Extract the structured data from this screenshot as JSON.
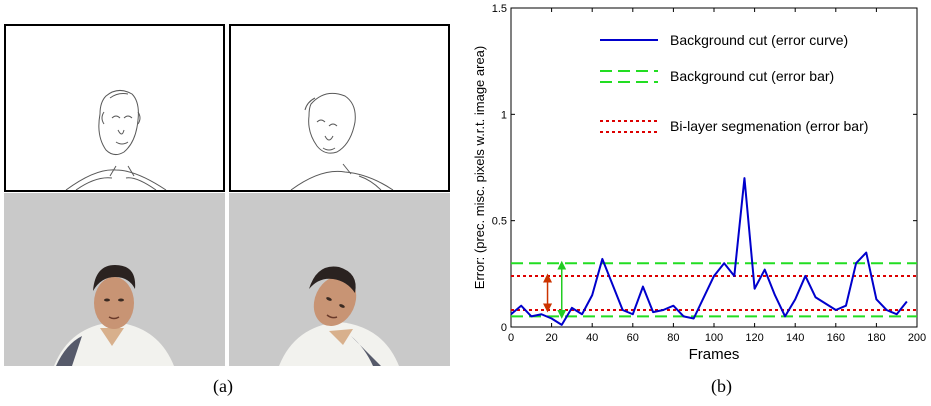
{
  "figure": {
    "caption_a": "(a)",
    "caption_b": "(b)"
  },
  "colors": {
    "curve": "#0000cc",
    "bg_cut_bar": "#22dd22",
    "bilayer_bar": "#dd0000",
    "arrow_green": "#22cc22",
    "arrow_red": "#cc3300",
    "photo_bg": "#c9c9c9"
  },
  "chart_data": {
    "type": "line",
    "xlabel": "Frames",
    "ylabel": "Error: (prec. misc. pixels w.r.t. image area)",
    "xlim": [
      0,
      200
    ],
    "ylim": [
      0,
      1.5
    ],
    "xticks": [
      0,
      20,
      40,
      60,
      80,
      100,
      120,
      140,
      160,
      180,
      200
    ],
    "yticks": [
      {
        "value": 0,
        "label": "0"
      },
      {
        "value": 0.5,
        "label": "0.5"
      },
      {
        "value": 1,
        "label": "1"
      },
      {
        "value": 1.5,
        "label": "1.5"
      }
    ],
    "legend_position": "top-right",
    "series": [
      {
        "name": "Background cut (error curve)",
        "style": "solid",
        "color": "#0000cc",
        "x": [
          0,
          5,
          10,
          15,
          20,
          25,
          30,
          35,
          40,
          45,
          50,
          55,
          60,
          65,
          70,
          75,
          80,
          85,
          90,
          95,
          100,
          105,
          110,
          115,
          120,
          125,
          130,
          135,
          140,
          145,
          150,
          155,
          160,
          165,
          170,
          175,
          180,
          185,
          190,
          195
        ],
        "values": [
          0.06,
          0.1,
          0.05,
          0.06,
          0.04,
          0.01,
          0.09,
          0.06,
          0.15,
          0.32,
          0.2,
          0.08,
          0.06,
          0.19,
          0.07,
          0.08,
          0.1,
          0.05,
          0.04,
          0.14,
          0.24,
          0.3,
          0.24,
          0.7,
          0.18,
          0.27,
          0.15,
          0.05,
          0.13,
          0.24,
          0.14,
          0.11,
          0.08,
          0.1,
          0.3,
          0.35,
          0.13,
          0.08,
          0.06,
          0.12
        ]
      }
    ],
    "bands": [
      {
        "name": "Background cut (error bar)",
        "style": "dashed",
        "color": "#22dd22",
        "lower": 0.05,
        "upper": 0.3
      },
      {
        "name": "Bi-layer segmenation (error bar)",
        "style": "dotted",
        "color": "#dd0000",
        "lower": 0.08,
        "upper": 0.24
      }
    ]
  }
}
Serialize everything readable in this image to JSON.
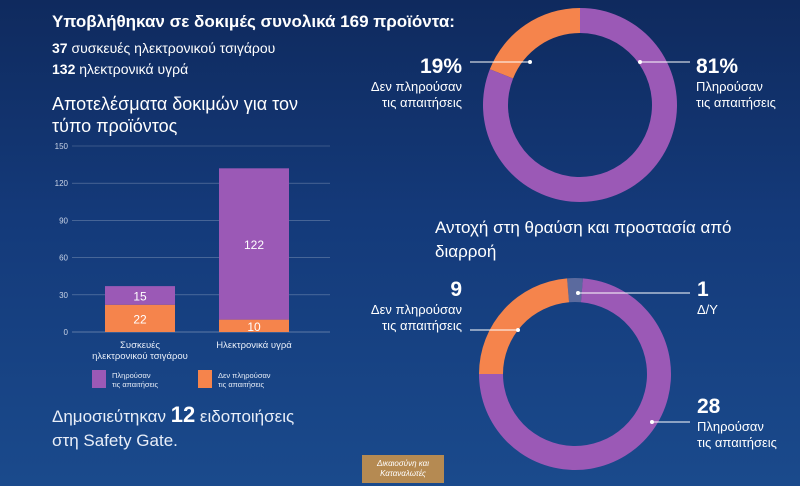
{
  "headline": "Υποβλήθηκαν σε δοκιμές συνολικά 169 προϊόντα:",
  "sub1": {
    "num": "37",
    "text": " συσκευές ηλεκτρονικού τσιγάρου"
  },
  "sub2": {
    "num": "132",
    "text": " ηλεκτρονικά υγρά"
  },
  "bar_title": "Αποτελέσματα δοκιμών για τον τύπο προϊόντος",
  "summary": {
    "pre": "Δημοσιεύτηκαν ",
    "num": "12",
    "post": " ειδοποιήσεις",
    "line2": "στη Safety Gate."
  },
  "badge": "Δικαιοσύνη και Καταναλωτές",
  "donut1": {
    "left_pct": "19%",
    "left_l1": "Δεν πληρούσαν",
    "left_l2": "τις απαιτήσεις",
    "right_pct": "81%",
    "right_l1": "Πληρούσαν",
    "right_l2": "τις απαιτήσεις"
  },
  "donut2": {
    "title": "Αντοχή στη θραύση και προστασία από διαρροή",
    "left_num": "9",
    "left_l1": "Δεν πληρούσαν",
    "left_l2": "τις απαιτήσεις",
    "na_num": "1",
    "na_label": "Δ/Υ",
    "right_num": "28",
    "right_l1": "Πληρούσαν",
    "right_l2": "τις απαιτήσεις"
  },
  "colors": {
    "pass": "#9b59b6",
    "fail": "#f5844c",
    "na": "#5b6a9e",
    "axis": "#c9d3e6"
  },
  "chart_data": [
    {
      "type": "bar",
      "title": "Αποτελέσματα δοκιμών για τον τύπο προϊόντος",
      "categories": [
        [
          "Συσκευές",
          "ηλεκτρονικού τσιγάρου"
        ],
        [
          "Ηλεκτρονικά υγρά"
        ]
      ],
      "series": [
        {
          "name": "Δεν πληρούσαν τις απαιτήσεις",
          "values": [
            22,
            10
          ]
        },
        {
          "name": "Πληρούσαν τις απαιτήσεις",
          "values": [
            15,
            122
          ]
        }
      ],
      "stacked": true,
      "ylim": [
        0,
        150
      ],
      "yticks": [
        0,
        30,
        60,
        90,
        120,
        150
      ],
      "legend": [
        {
          "l1": "Πληρούσαν",
          "l2": "τις απαιτήσεις"
        },
        {
          "l1": "Δεν πληρούσαν",
          "l2": "τις απαιτήσεις"
        }
      ]
    },
    {
      "type": "pie",
      "labels": [
        "Δεν πληρούσαν τις απαιτήσεις",
        "Πληρούσαν τις απαιτήσεις"
      ],
      "values": [
        19,
        81
      ]
    },
    {
      "type": "pie",
      "title": "Αντοχή στη θραύση και προστασία από διαρροή",
      "labels": [
        "Δ/Υ",
        "Πληρούσαν τις απαιτήσεις",
        "Δεν πληρούσαν τις απαιτήσεις"
      ],
      "values": [
        1,
        28,
        9
      ]
    }
  ]
}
----
Identify each line in the entries with the word "this" and copy it.

SOLVED PROBLEM:
Extract the structured data from this screenshot as JSON.
Serialize everything readable in this image to JSON.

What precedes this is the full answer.